PROBLEM REQUIREMENTS: Write out the data below exactly as given, without any of its pictures.

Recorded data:
════════

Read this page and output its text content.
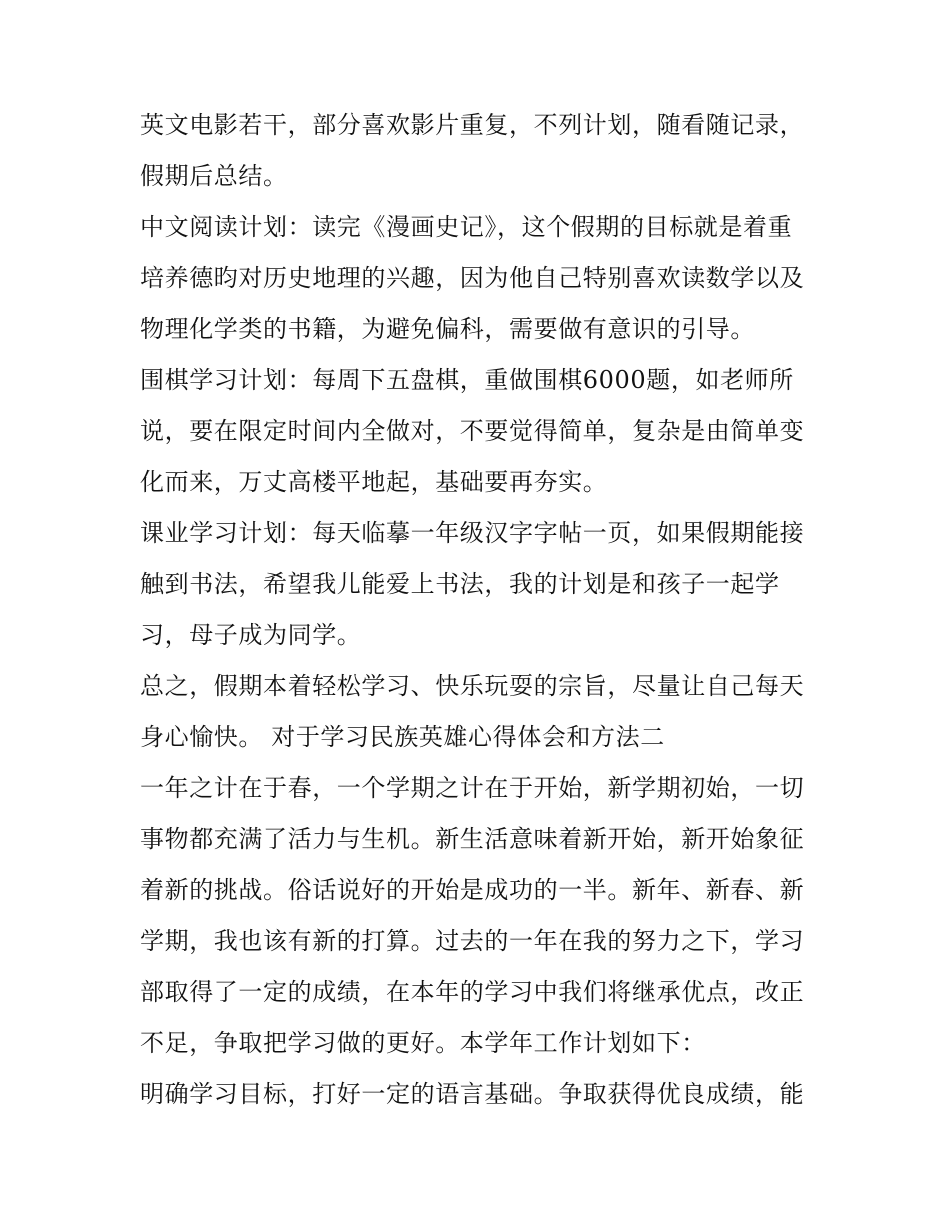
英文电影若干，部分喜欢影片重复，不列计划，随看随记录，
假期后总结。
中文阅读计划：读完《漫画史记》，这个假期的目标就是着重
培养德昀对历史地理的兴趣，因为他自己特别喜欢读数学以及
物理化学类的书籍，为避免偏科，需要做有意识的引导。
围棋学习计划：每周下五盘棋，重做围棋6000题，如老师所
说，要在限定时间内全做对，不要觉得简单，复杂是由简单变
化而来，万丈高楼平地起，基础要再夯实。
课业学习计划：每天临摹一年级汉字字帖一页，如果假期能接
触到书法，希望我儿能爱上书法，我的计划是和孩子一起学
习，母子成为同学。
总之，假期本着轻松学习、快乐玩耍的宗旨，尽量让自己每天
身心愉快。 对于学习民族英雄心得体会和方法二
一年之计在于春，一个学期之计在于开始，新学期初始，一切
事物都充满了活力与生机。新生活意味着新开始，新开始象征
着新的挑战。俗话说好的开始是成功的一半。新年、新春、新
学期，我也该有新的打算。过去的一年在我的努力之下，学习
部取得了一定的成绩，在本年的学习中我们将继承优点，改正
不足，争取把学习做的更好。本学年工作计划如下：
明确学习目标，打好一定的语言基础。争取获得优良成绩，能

════════

FINISHED TASK:
Read this page and output its text content.
英文电影若干，部分喜欢影片重复，不列计划，随看随记录，
假期后总结。
中文阅读计划：读完《漫画史记》，这个假期的目标就是着重
培养德昀对历史地理的兴趣，因为他自己特别喜欢读数学以及
物理化学类的书籍，为避免偏科，需要做有意识的引导。
围棋学习计划：每周下五盘棋，重做围棋6000题，如老师所
说，要在限定时间内全做对，不要觉得简单，复杂是由简单变
化而来，万丈高楼平地起，基础要再夯实。
课业学习计划：每天临摹一年级汉字字帖一页，如果假期能接
触到书法，希望我儿能爱上书法，我的计划是和孩子一起学
习，母子成为同学。
总之，假期本着轻松学习、快乐玩耍的宗旨，尽量让自己每天
身心愉快。 对于学习民族英雄心得体会和方法二
一年之计在于春，一个学期之计在于开始，新学期初始，一切
事物都充满了活力与生机。新生活意味着新开始，新开始象征
着新的挑战。俗话说好的开始是成功的一半。新年、新春、新
学期，我也该有新的打算。过去的一年在我的努力之下，学习
部取得了一定的成绩，在本年的学习中我们将继承优点，改正
不足，争取把学习做的更好。本学年工作计划如下：
明确学习目标，打好一定的语言基础。争取获得优良成绩，能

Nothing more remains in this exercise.